▶ **TASK TO COMPLETE**: Reproduce all lines of the listing below in which the word "title" occurs.
○ ○ ○ ○ ○ ○ ○
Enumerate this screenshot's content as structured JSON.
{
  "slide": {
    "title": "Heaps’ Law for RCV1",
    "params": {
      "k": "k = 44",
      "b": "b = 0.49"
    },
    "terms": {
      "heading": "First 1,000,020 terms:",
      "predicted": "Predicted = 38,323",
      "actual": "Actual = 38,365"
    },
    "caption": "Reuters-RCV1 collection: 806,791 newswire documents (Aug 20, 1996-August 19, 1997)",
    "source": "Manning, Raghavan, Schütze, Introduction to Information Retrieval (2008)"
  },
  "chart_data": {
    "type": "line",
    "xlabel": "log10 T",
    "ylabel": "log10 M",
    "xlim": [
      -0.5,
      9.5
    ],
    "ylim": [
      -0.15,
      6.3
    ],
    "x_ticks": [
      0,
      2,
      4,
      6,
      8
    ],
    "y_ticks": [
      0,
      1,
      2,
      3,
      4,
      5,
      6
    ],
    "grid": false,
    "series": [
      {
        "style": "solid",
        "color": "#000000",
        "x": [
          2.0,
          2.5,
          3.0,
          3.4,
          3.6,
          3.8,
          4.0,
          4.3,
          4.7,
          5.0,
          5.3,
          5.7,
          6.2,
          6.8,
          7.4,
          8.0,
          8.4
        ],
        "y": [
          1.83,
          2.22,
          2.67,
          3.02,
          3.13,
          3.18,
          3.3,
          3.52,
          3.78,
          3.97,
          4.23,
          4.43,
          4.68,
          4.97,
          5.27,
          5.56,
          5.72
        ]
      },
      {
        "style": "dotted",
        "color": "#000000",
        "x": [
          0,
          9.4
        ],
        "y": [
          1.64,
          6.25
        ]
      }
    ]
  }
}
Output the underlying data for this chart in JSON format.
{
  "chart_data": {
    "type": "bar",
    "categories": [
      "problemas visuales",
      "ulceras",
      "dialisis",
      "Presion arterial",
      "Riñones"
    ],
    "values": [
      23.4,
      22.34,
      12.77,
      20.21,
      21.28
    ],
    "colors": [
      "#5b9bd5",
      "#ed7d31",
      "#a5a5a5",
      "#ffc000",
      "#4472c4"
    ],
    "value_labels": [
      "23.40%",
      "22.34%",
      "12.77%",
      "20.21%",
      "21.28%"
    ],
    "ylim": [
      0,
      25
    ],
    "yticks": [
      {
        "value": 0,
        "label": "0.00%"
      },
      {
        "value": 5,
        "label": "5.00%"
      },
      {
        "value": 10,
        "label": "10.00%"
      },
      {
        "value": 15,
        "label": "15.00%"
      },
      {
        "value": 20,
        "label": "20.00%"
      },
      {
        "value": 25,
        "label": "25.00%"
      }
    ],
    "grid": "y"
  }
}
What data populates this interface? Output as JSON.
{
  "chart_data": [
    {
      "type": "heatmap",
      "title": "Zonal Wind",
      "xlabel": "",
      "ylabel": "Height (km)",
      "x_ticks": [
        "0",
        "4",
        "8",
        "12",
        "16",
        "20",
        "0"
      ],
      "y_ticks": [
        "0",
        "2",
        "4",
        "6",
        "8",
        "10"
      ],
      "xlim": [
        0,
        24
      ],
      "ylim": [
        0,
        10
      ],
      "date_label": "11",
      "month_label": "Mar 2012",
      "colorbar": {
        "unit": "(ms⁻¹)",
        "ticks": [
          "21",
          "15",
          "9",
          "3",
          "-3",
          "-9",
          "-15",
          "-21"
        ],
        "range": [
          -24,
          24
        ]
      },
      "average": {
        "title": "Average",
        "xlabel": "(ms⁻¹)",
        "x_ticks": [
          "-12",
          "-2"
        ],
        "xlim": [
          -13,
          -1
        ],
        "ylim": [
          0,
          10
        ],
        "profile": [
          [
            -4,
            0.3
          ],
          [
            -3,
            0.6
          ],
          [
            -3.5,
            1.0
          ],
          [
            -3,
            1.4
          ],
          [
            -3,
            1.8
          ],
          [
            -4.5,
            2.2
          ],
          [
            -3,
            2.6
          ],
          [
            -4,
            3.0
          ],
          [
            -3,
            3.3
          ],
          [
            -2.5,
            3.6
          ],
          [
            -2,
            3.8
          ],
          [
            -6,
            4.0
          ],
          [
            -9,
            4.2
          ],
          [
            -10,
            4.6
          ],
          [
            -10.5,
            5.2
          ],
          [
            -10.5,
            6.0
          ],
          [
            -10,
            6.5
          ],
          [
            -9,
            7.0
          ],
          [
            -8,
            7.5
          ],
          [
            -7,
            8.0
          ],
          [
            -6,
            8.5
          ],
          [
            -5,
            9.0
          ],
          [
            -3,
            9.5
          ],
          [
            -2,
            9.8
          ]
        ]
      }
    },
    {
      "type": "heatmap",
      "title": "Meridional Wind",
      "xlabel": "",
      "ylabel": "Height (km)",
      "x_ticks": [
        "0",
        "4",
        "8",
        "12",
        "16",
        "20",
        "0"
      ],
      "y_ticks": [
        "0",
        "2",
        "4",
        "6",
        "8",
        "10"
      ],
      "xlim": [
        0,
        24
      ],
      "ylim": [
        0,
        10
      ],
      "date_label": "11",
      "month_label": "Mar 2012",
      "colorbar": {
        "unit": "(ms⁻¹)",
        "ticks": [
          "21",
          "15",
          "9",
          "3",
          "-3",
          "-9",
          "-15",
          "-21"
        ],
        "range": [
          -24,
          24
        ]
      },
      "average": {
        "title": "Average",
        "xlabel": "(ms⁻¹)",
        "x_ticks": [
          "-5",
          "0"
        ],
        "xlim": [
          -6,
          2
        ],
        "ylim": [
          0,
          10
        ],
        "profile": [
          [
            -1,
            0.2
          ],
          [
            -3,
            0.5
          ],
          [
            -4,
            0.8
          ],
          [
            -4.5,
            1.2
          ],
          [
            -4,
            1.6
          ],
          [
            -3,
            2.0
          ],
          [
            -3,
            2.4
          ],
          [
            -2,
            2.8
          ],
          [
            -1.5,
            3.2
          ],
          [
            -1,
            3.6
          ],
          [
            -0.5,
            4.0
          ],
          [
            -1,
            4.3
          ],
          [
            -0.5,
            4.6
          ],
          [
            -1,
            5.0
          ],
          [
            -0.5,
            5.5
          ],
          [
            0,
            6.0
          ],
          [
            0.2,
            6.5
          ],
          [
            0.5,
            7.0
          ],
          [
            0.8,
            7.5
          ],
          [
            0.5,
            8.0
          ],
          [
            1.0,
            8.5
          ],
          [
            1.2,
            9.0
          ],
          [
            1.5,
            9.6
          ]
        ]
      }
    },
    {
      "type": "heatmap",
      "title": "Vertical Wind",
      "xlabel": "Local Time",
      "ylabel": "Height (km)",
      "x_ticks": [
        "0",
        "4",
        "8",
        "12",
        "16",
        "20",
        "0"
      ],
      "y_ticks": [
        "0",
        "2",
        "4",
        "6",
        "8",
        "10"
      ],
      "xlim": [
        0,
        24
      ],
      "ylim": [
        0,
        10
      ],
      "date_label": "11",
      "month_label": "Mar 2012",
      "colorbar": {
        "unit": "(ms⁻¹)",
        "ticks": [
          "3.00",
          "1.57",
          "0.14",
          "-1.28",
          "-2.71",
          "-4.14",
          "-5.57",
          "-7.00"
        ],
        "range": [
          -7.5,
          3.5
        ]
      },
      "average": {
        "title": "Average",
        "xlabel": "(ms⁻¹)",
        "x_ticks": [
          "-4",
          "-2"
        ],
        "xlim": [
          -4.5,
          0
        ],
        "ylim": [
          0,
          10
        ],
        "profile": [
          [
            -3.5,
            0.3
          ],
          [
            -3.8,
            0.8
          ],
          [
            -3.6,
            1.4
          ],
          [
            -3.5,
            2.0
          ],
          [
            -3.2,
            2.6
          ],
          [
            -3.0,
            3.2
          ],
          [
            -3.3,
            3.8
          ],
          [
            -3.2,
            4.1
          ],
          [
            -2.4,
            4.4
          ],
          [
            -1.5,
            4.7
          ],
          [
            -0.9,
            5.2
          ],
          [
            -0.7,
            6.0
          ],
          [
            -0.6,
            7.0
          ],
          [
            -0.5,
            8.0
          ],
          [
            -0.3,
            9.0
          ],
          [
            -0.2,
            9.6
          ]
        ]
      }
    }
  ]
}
○ ○ ○ ○ ○ ○ ○
▶ **ANSWER IN FULL**:
    "title": "Heaps’ Law for RCV1",
      "title": "Zonal Wind",
        "title": "Average",
      "title": "Meridional Wind",
        "title": "Average",
      "title": "Vertical Wind",
        "title": "Average",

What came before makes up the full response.